Records follow. Copy every line with "对应价位".

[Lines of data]
______
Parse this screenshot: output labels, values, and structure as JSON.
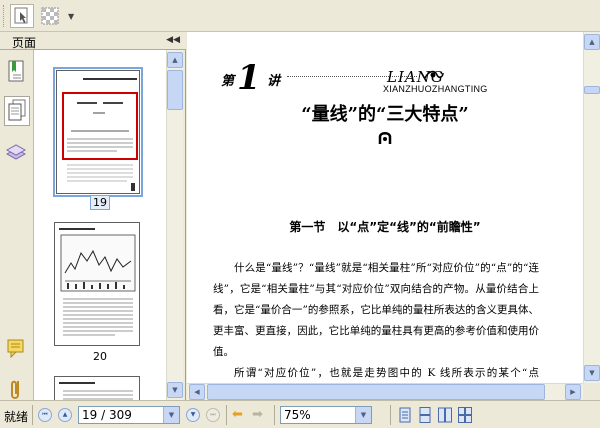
{
  "left_pane": {
    "title": "页面",
    "thumbnails": [
      {
        "page": "19",
        "selected": true
      },
      {
        "page": "20",
        "selected": false
      }
    ]
  },
  "document": {
    "chapter_di": "第",
    "chapter_num": "1",
    "chapter_jiang": "讲",
    "pinyin_top": "LIANG",
    "pinyin_bottom": "XIANZHUOZHANGTING",
    "lecture_title": "“量线”的“三大特点”",
    "section_title": "第一节　以“点”定“线”的“前瞻性”",
    "paragraphs": [
      "什么是“量线”？“量线”就是“相关量柱”所“对应价位”的“点”的“连线”，它是“相关量柱”与其“对应价位”双向结合的产物。从量价结合上看，它是“量价合一”的参照系，它比单纯的量柱所表达的含义更具体、更丰富、更直接，因此，它比单纯的量柱具有更高的参考价值和使用价值。",
      "所谓“对应价位”，也就是走势图中的 K 线所表示的某个“点位”或“价位”。K 线由开盘价、收盘价、最高价、最低价四个价位构成，而量线"
    ]
  },
  "status": {
    "ready": "就绪",
    "page_field": "19 / 309",
    "zoom": "75%"
  },
  "colors": {
    "selection_border": "#7aa6dc",
    "thumb_red_frame": "#cc0000",
    "scrollbar": "#c6d6f5"
  }
}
______
Solution to the exercise:
      "什么是“量线”？“量线”就是“相关量柱”所“对应价位”的“点”的“连线”，它是“相关量柱”与其“对应价位”双向结合的产物。从量价结合上看，它是“量价合一”的参照系，它比单纯的量柱所表达的含义更具体、更丰富、更直接，因此，它比单纯的量柱具有更高的参考价值和使用价值。",
      "所谓“对应价位”，也就是走势图中的 K 线所表示的某个“点位”或“价位”。K 线由开盘价、收盘价、最高价、最低价四个价位构成，而量线"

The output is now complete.